Every once in a while, I am surprised by the existence of some element of our culture that everybody seems to know about except me. I put this down to my relentlessly advancing age. Whereas I am not old, I am old enough to contain quite a large amount of information in the data base of my brain, some of which I am happy to have and some of which I would have preferred to remain ignorant. I quite agree with Sherlock Holmes that the mind is like an attic, with a limited capacity, and that one should choose carefully what goes within.
Unfortunately, one doesn't always have a choice.
Fridays are the day when my company's human resource department, consisting of one nice lady who giggles, interviews prospective employees. The interviews take place at my office, and I have always enjoyed the show, not the least of which is the fashion sense of the human resource lady. At least I enjoyed it up until last Friday, when I was learned from my boss what was really going on behind the closed door.
The "nice" lady was conducting stress interviews.
For those of you who don't know what a stress interview is, it is an interview where the interviewer makes the interviewee "uncomfortable" so that the interviewer can get a measure on how the interviewee handles stress.
And I thought that the reason why HR Lady made the poor job seekers fill out another three-page application and wait for 30 minutes past the scheduled interview time was because she was a ditz. Given that she wears stilettos and chandelier earrings to work in a doctor's office, it's a reasonable assumption. Little could I imagine that it was a gateway to hell.
The "hell" in this case consists of an hour-and-a-half long interview during which the HR Lady asks needlessly difficult questions and expresses - through body language and general rudeness - disappointment in the answers of the applicant.
Upon learning this, I - as a member of what I had previously assumed was a civilized society - expressed the following reservations:
- Job seekers are already under tremendous stress, especially in this economy where this is probably the hundredth interview they have been through and they are desperate. If they are coherent at all, they demonstrate that they can handle stress;
- Pointless cruelty is bad karma;
- What kind of person would even want to do this sort of thing in the first place?
In short, I was appalled.
But I did some research on the Internet, and I learned that stress interviews are actually common practice. The whole point is to find out how a person operates under duress. No, a doctor's office is not a combat zone, but one does deal with the public and dealing with the public can be stressful. (The ideal employee, when dealing with difficult people, should just cave-in with a smile and give the difficult person anything they want, thereby rewarding their difficult behavior and making sure they continue to do it. This is why there are so many shitheads in the world, but let's leave that for the sociologists.)

- _Data block_
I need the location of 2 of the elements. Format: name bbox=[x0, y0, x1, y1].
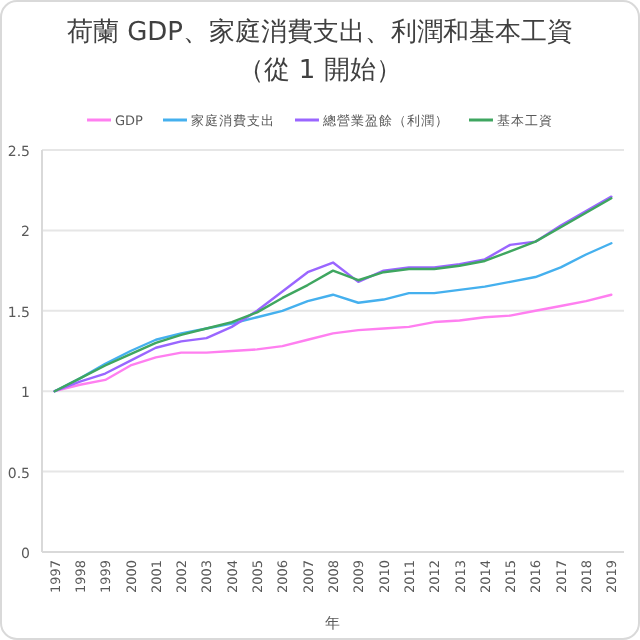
chart-subtitle: （從 1 開始） bbox=[238, 56, 402, 86]
chart-title: 荷蘭 GDP、家庭消費支出、利潤和基本工資 bbox=[66, 16, 574, 48]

- _Description of the task_
Carry on the piece about stress interviews at a doctor's office, starting right after its last sentence.

- _Result below_
So, upon further reflection, I decided that I was overreacting. In fact, I thought that maybe the stress interview didn't go far enough.
Dealing with the public is not just stressful. Based on my experiences in over twenty years of retail, the stress interview should also contain the following components:
- The interviewer should scream at the interviewee. Even better if the interviewer manages to get red in the face, in a very scary way, and call the interviewee a bitch;
- The interviewer should steal something belonging to the interviewee;
- The interviewer should make sexual advances towards the interviewee;
- The interviewer should take off his or her shoes and sit on the floor to conduct the interview;
- The interviewer should eat during the interview, making sure that they spill something, and put their food or drink down on the interviewee's notebook or portfolio, especially if it is good leather;
- The interviewer should also chew gum, and stick it somewhere on the interviewee;
- The interviewer should physically threaten the interviewee, producing a weapon, if possible;
- The interviewer should make it clear that they can get another interviewee somewhere else, for cheaper;
- The interviewer should be actively engaged in a slightly distasteful cell phone conversation throughout the interview, pausing only long enough to bark questions at the interviewee;
- The interviewer should borrow the interviewee's pen and not give it back.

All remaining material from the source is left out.